Copy the listing verbatim, excluding any images found in it.
— BEGIN —
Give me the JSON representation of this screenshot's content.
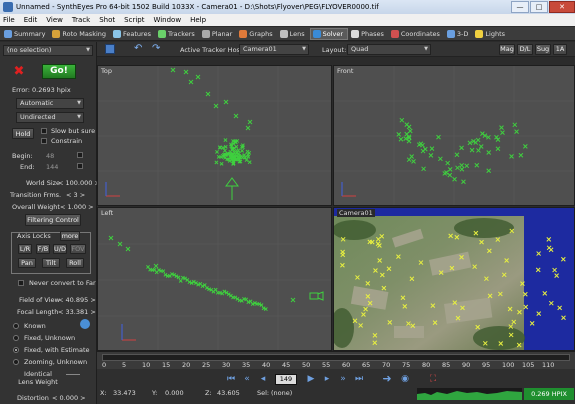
{
  "window": {
    "title": "Unnamed - SynthEyes Pro 64-bit 1502 Build 1033X - Camera01 - D:\\Shots\\Flyover\\PEG\\FLYOVER0000.tif",
    "minimize": "—",
    "maximize": "□",
    "close": "✕"
  },
  "menu": [
    "File",
    "Edit",
    "View",
    "Track",
    "Shot",
    "Script",
    "Window",
    "Help"
  ],
  "rooms": [
    {
      "label": "Summary",
      "icon": "summary-icon",
      "color": "#6a9fe0"
    },
    {
      "label": "Roto Masking",
      "icon": "roto-icon",
      "color": "#d6a23a"
    },
    {
      "label": "Features",
      "icon": "features-icon",
      "color": "#8ac5e8"
    },
    {
      "label": "Trackers",
      "icon": "trackers-icon",
      "color": "#6ad06a"
    },
    {
      "label": "Planar",
      "icon": "planar-icon",
      "color": "#aaaaaa"
    },
    {
      "label": "Graphs",
      "icon": "graphs-icon",
      "color": "#e07a3a"
    },
    {
      "label": "Lens",
      "icon": "lens-icon",
      "color": "#c0c0c0"
    },
    {
      "label": "Solver",
      "icon": "solver-icon",
      "color": "#3a8ad6"
    },
    {
      "label": "Phases",
      "icon": "phases-icon",
      "color": "#dddddd"
    },
    {
      "label": "Coordinates",
      "icon": "coordinates-icon",
      "color": "#d05050"
    },
    {
      "label": "3-D",
      "icon": "3d-icon",
      "color": "#6a9fe0"
    },
    {
      "label": "Lights",
      "icon": "lights-icon",
      "color": "#f0d040"
    }
  ],
  "active_room": "Solver",
  "left": {
    "selection": "(no selection)",
    "go_label": "Go!",
    "error_label": "Error:",
    "error_value": "0.2693 hpix",
    "mode": "Automatic",
    "direction": "Undirected",
    "hold": "Hold",
    "slow_but_sure": "Slow but sure",
    "constrain": "Constrain",
    "begin_label": "Begin:",
    "begin_value": "48",
    "end_label": "End:",
    "end_value": "144",
    "world_size_label": "World Size",
    "world_size_value": "< 100.000 >",
    "transition_label": "Transition Frms.",
    "transition_value": "< 3 >",
    "overall_weight_label": "Overall Weight",
    "overall_weight_value": "< 1.000 >",
    "filtering_control": "Filtering Control",
    "axis_locks": "Axis Locks",
    "more": "more",
    "lock_buttons": [
      "L/R",
      "F/B",
      "U/D",
      "FOV"
    ],
    "pan": "Pan",
    "tilt": "Tilt",
    "roll": "Roll",
    "never_convert": "Never convert to Far",
    "fov_label": "Field of View",
    "fov_value": "< 40.895 >",
    "focal_label": "Focal Length",
    "focal_value": "< 33.381 >",
    "lens_modes": [
      "Known",
      "Fixed, Unknown",
      "Fixed, with Estimate",
      "Zooming, Unknown"
    ],
    "lens_mode_selected": "Fixed, with Estimate",
    "identical_lens_weight": "Identical Lens Weight",
    "distortion_label": "Distortion",
    "distortion_value": "< 0.000 >"
  },
  "toolbar": {
    "active_tracker_host_label": "Active Tracker Host:",
    "active_tracker_host": "Camera01",
    "layout_label": "Layout:",
    "layout": "Quad",
    "buttons": [
      "Mag",
      "D/L",
      "Sug",
      "1A"
    ]
  },
  "viewports": {
    "top": "Top",
    "front": "Front",
    "left": "Left",
    "camera": "Camera01"
  },
  "timeline": {
    "ticks": [
      "0",
      "5",
      "10",
      "15",
      "20",
      "25",
      "30",
      "35",
      "40",
      "45",
      "50",
      "55",
      "60",
      "65",
      "70",
      "75",
      "80",
      "85",
      "90",
      "95",
      "100",
      "105",
      "110"
    ]
  },
  "bottom": {
    "frame": "149",
    "x_label": "X:",
    "x_value": "33.473",
    "y_label": "Y:",
    "y_value": "0.000",
    "z_label": "Z:",
    "z_value": "43.605",
    "sel_label": "Sel:",
    "sel_value": "(none)",
    "hpix": "0.269 HPIX"
  },
  "colors": {
    "tracker_green": "#3fd03f",
    "tracker_yellow": "#e8f040",
    "go_green": "#2f9a2f",
    "delete_red": "#d02020",
    "hpix_green": "#1f8f2f"
  }
}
— END —
# [Answer for this exercise]
Give me the JSON representation of this screenshot's content.
{
  "window": {
    "title": "Unnamed - SynthEyes Pro 64-bit 1502 Build 1033X - Camera01 - D:\\Shots\\Flyover\\PEG\\FLYOVER0000.tif",
    "minimize": "—",
    "maximize": "□",
    "close": "✕"
  },
  "menu": [
    "File",
    "Edit",
    "View",
    "Track",
    "Shot",
    "Script",
    "Window",
    "Help"
  ],
  "rooms": [
    {
      "label": "Summary",
      "icon": "summary-icon",
      "color": "#6a9fe0"
    },
    {
      "label": "Roto Masking",
      "icon": "roto-icon",
      "color": "#d6a23a"
    },
    {
      "label": "Features",
      "icon": "features-icon",
      "color": "#8ac5e8"
    },
    {
      "label": "Trackers",
      "icon": "trackers-icon",
      "color": "#6ad06a"
    },
    {
      "label": "Planar",
      "icon": "planar-icon",
      "color": "#aaaaaa"
    },
    {
      "label": "Graphs",
      "icon": "graphs-icon",
      "color": "#e07a3a"
    },
    {
      "label": "Lens",
      "icon": "lens-icon",
      "color": "#c0c0c0"
    },
    {
      "label": "Solver",
      "icon": "solver-icon",
      "color": "#3a8ad6"
    },
    {
      "label": "Phases",
      "icon": "phases-icon",
      "color": "#dddddd"
    },
    {
      "label": "Coordinates",
      "icon": "coordinates-icon",
      "color": "#d05050"
    },
    {
      "label": "3-D",
      "icon": "3d-icon",
      "color": "#6a9fe0"
    },
    {
      "label": "Lights",
      "icon": "lights-icon",
      "color": "#f0d040"
    }
  ],
  "active_room": "Solver",
  "left": {
    "selection": "(no selection)",
    "go_label": "Go!",
    "error_label": "Error:",
    "error_value": "0.2693 hpix",
    "mode": "Automatic",
    "direction": "Undirected",
    "hold": "Hold",
    "slow_but_sure": "Slow but sure",
    "constrain": "Constrain",
    "begin_label": "Begin:",
    "begin_value": "48",
    "end_label": "End:",
    "end_value": "144",
    "world_size_label": "World Size",
    "world_size_value": "< 100.000 >",
    "transition_label": "Transition Frms.",
    "transition_value": "< 3 >",
    "overall_weight_label": "Overall Weight",
    "overall_weight_value": "< 1.000 >",
    "filtering_control": "Filtering Control",
    "axis_locks": "Axis Locks",
    "more": "more",
    "lock_buttons": [
      "L/R",
      "F/B",
      "U/D",
      "FOV"
    ],
    "pan": "Pan",
    "tilt": "Tilt",
    "roll": "Roll",
    "never_convert": "Never convert to Far",
    "fov_label": "Field of View",
    "fov_value": "< 40.895 >",
    "focal_label": "Focal Length",
    "focal_value": "< 33.381 >",
    "lens_modes": [
      "Known",
      "Fixed, Unknown",
      "Fixed, with Estimate",
      "Zooming, Unknown"
    ],
    "lens_mode_selected": "Fixed, with Estimate",
    "identical_lens_weight": "Identical Lens Weight",
    "distortion_label": "Distortion",
    "distortion_value": "< 0.000 >"
  },
  "toolbar": {
    "active_tracker_host_label": "Active Tracker Host:",
    "active_tracker_host": "Camera01",
    "layout_label": "Layout:",
    "layout": "Quad",
    "buttons": [
      "Mag",
      "D/L",
      "Sug",
      "1A"
    ]
  },
  "viewports": {
    "top": "Top",
    "front": "Front",
    "left": "Left",
    "camera": "Camera01"
  },
  "timeline": {
    "ticks": [
      "0",
      "5",
      "10",
      "15",
      "20",
      "25",
      "30",
      "35",
      "40",
      "45",
      "50",
      "55",
      "60",
      "65",
      "70",
      "75",
      "80",
      "85",
      "90",
      "95",
      "100",
      "105",
      "110"
    ]
  },
  "bottom": {
    "frame": "149",
    "x_label": "X:",
    "x_value": "33.473",
    "y_label": "Y:",
    "y_value": "0.000",
    "z_label": "Z:",
    "z_value": "43.605",
    "sel_label": "Sel:",
    "sel_value": "(none)",
    "hpix": "0.269 HPIX"
  },
  "colors": {
    "tracker_green": "#3fd03f",
    "tracker_yellow": "#e8f040",
    "go_green": "#2f9a2f",
    "delete_red": "#d02020",
    "hpix_green": "#1f8f2f"
  }
}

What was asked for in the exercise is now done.